**DATA FOR THIS EXERCISE**.
* start *

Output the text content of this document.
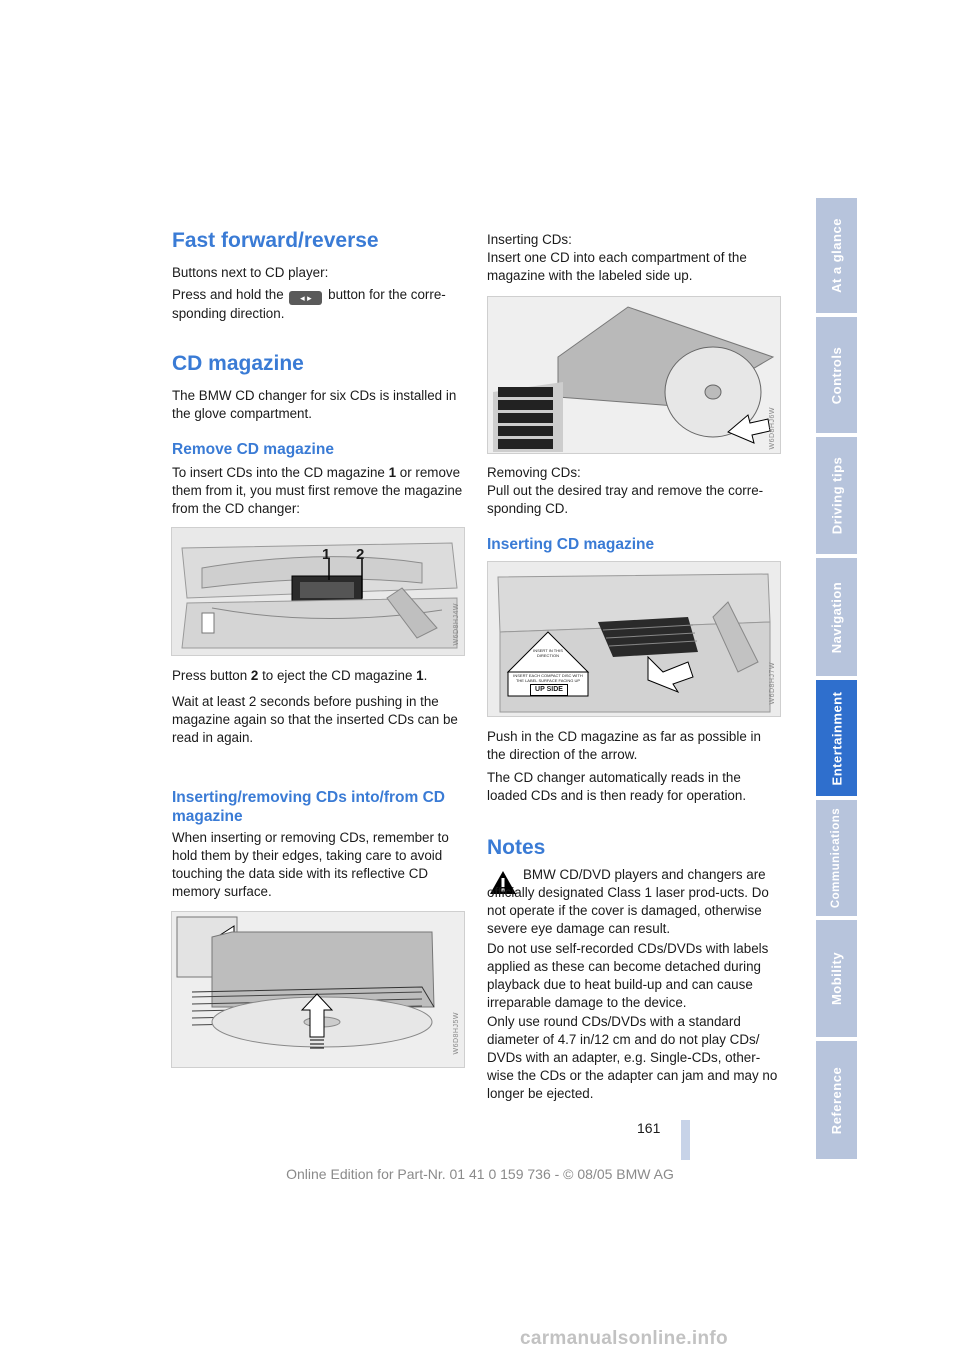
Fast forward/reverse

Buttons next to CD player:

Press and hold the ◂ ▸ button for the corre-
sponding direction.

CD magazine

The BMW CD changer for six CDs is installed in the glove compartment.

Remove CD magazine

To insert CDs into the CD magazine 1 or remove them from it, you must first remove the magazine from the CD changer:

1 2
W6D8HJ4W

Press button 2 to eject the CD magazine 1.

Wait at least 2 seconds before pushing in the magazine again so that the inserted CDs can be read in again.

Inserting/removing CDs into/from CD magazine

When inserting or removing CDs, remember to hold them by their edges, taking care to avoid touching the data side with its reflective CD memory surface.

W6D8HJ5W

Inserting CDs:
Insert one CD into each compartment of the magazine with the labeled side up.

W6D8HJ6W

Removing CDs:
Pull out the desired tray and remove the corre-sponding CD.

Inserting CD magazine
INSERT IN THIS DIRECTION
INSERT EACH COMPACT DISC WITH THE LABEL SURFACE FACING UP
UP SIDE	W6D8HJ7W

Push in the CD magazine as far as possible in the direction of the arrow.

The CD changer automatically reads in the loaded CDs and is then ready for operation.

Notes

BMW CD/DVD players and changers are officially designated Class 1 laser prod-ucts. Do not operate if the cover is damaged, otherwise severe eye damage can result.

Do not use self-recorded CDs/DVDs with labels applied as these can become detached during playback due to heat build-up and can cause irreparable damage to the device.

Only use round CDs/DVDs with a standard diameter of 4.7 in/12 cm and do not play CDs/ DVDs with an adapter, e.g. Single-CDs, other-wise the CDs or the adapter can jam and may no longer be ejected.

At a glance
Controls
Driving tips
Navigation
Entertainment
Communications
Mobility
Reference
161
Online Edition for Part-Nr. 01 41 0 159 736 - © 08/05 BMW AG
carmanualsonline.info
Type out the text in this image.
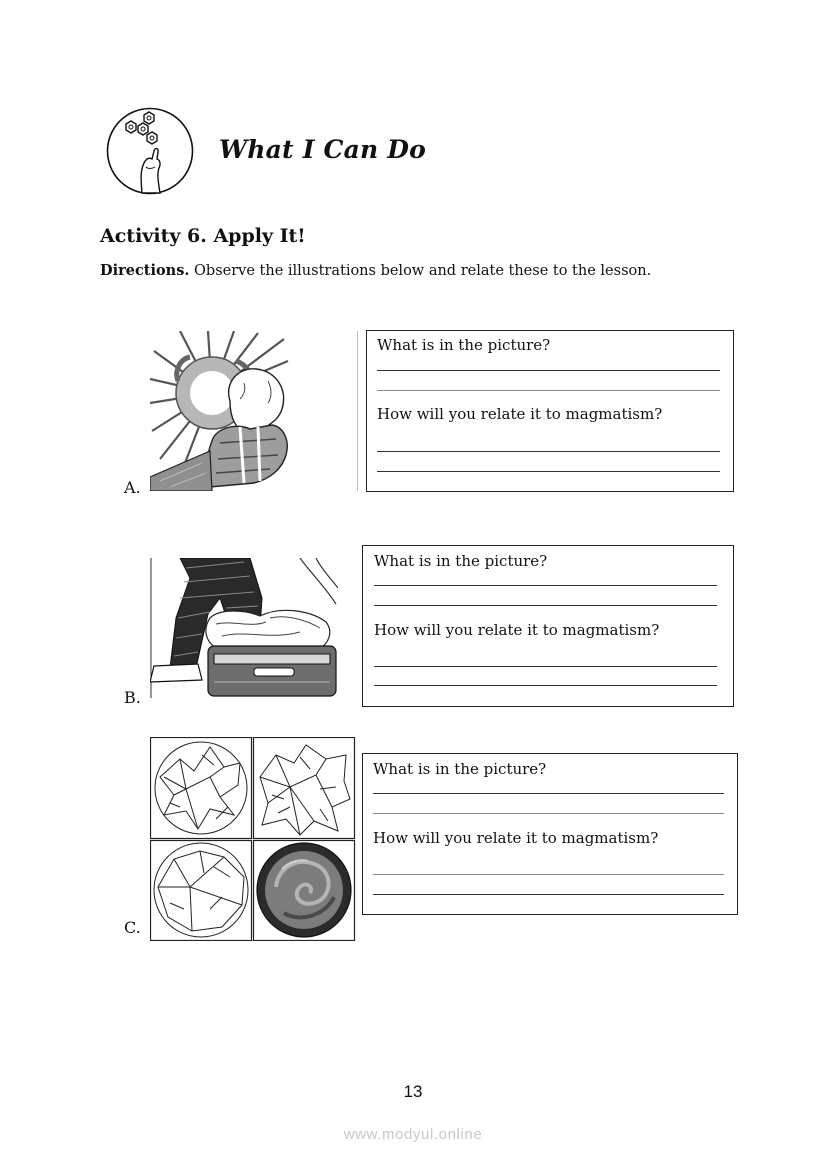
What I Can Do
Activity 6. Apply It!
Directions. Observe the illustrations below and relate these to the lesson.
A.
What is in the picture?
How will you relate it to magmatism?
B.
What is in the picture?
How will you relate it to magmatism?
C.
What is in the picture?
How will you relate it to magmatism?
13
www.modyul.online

* end *

**DO THIS**.
Find the line that contains "Type out the text in this image.", then write out that line and every line after it through the end of the records, exactly. Leave the pictures out.

**THE RESPONSE**.
Type out the text in this image.
What I Can Do
Activity 6. Apply It!
Directions. Observe the illustrations below and relate these to the lesson.
A.
What is in the picture?
How will you relate it to magmatism?
B.
What is in the picture?
How will you relate it to magmatism?
C.
What is in the picture?
How will you relate it to magmatism?
13
www.modyul.online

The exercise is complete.